## BEGIN TEXT BLOCK

Xgb.train slower with gpu_hist than with just hist

Hi All,

I’m going through this tutorial on xgboost and the author mentioned that using gpu_hist should be “blazing fast” when compared with just passing hist as a parameter. No matter what I do, the GPU utilization seems to be stuck at 40% while my CPU uses all 24 logical cores at 100%, and is nearly twice as fast.

With gpu_hist, the block of code at the bottom of my post took 31.7s and with just hist, it took 14.3 seconds. This difference is consistent with subsequent runs.

Computer Specs
CPU: Ryzen 9 3900x
GPU: RTX 2060
RAM: 32 GB @ 3600 hz
OS: Windows 10
Python: 3.11.5

I’m attempting to run this in a jupyter notebook within VSCode

What I’ve Tried

  • removed all packages, and reinstalled via pip
  • installed cuda toolkit and cuDNN
  • confirmed CUDA directory is added to the path
  • confirmed compatibility of my GPU
  • used different parameters like "device":"cuda" and "device:gpu" combined with "hist"
  • ran 100, 1000, 5000, and 10000 boosts - CPU is consistently faster

Running code block (see bottom of post):


params = {"objective": "reg:squarederror", "tree_method": "hist"}
n = 5000

evals = [(dtrain_reg, "train"),(dtest_reg, "validation")]

model = xgb.train(

## END TEXT BLOCK
## BEGIN PROVIDED DATA

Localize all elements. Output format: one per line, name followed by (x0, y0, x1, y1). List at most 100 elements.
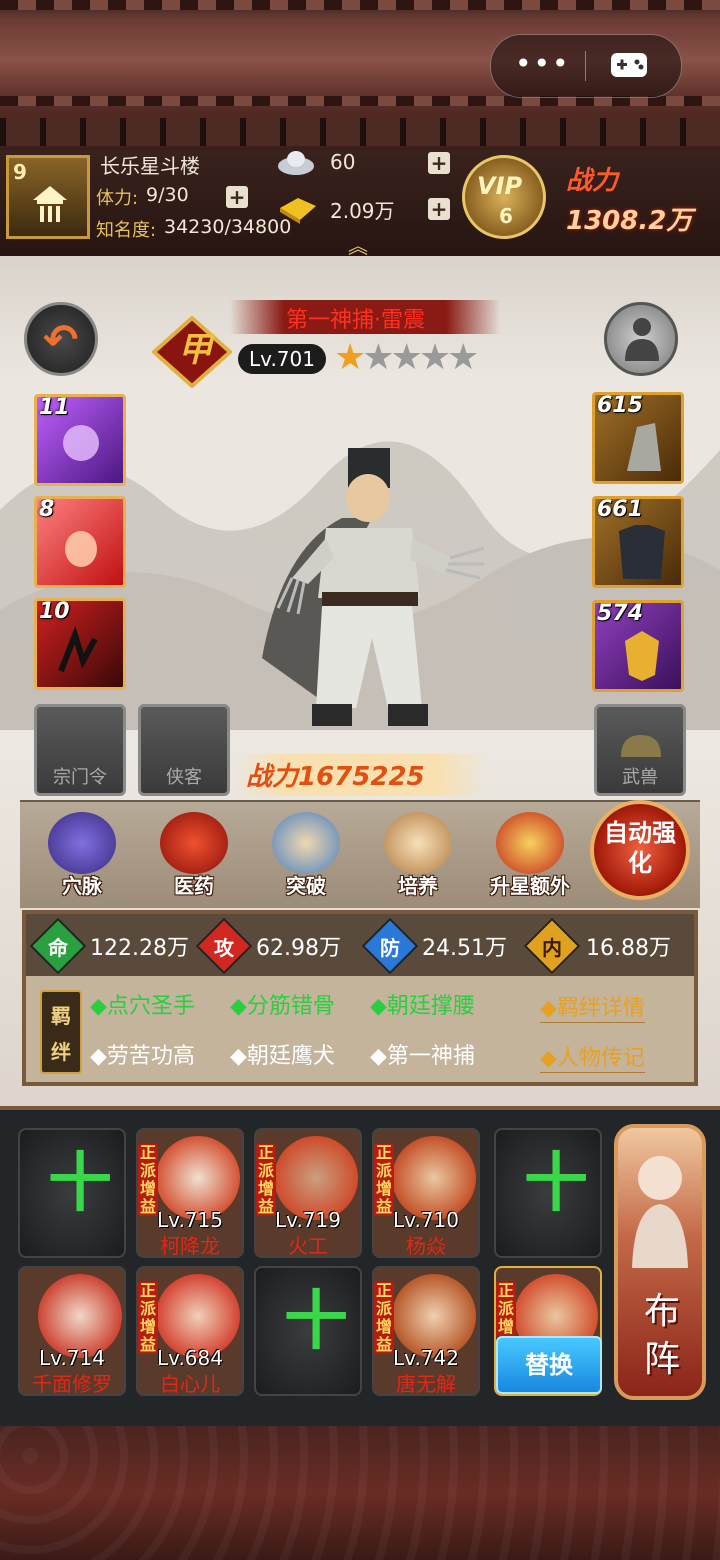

## END PROVIDED DATA

-- COMPLETE THE FOLLOWING --
1) From the forum post about xgboost, list each entry under "Computer Specs" along with its value.
2) Retype part of the forum post about xgboost, beginning at the words "I’m going through" and stopping after "twice as fast.".

-- SOLVED TASKS --
1)
CPU: Ryzen 9 3900x
GPU: RTX 2060
RAM: 32 GB @ 3600 hz
OS: Windows 10
Python: 3.11.5

2)
I’m going through this tutorial on xgboost and the author mentioned that using gpu_hist should be “blazing fast” when compared with just passing hist as a parameter. No matter what I do, the GPU utilization seems to be stuck at 40% while my CPU uses all 24 logical cores at 100%, and is nearly twice as fast.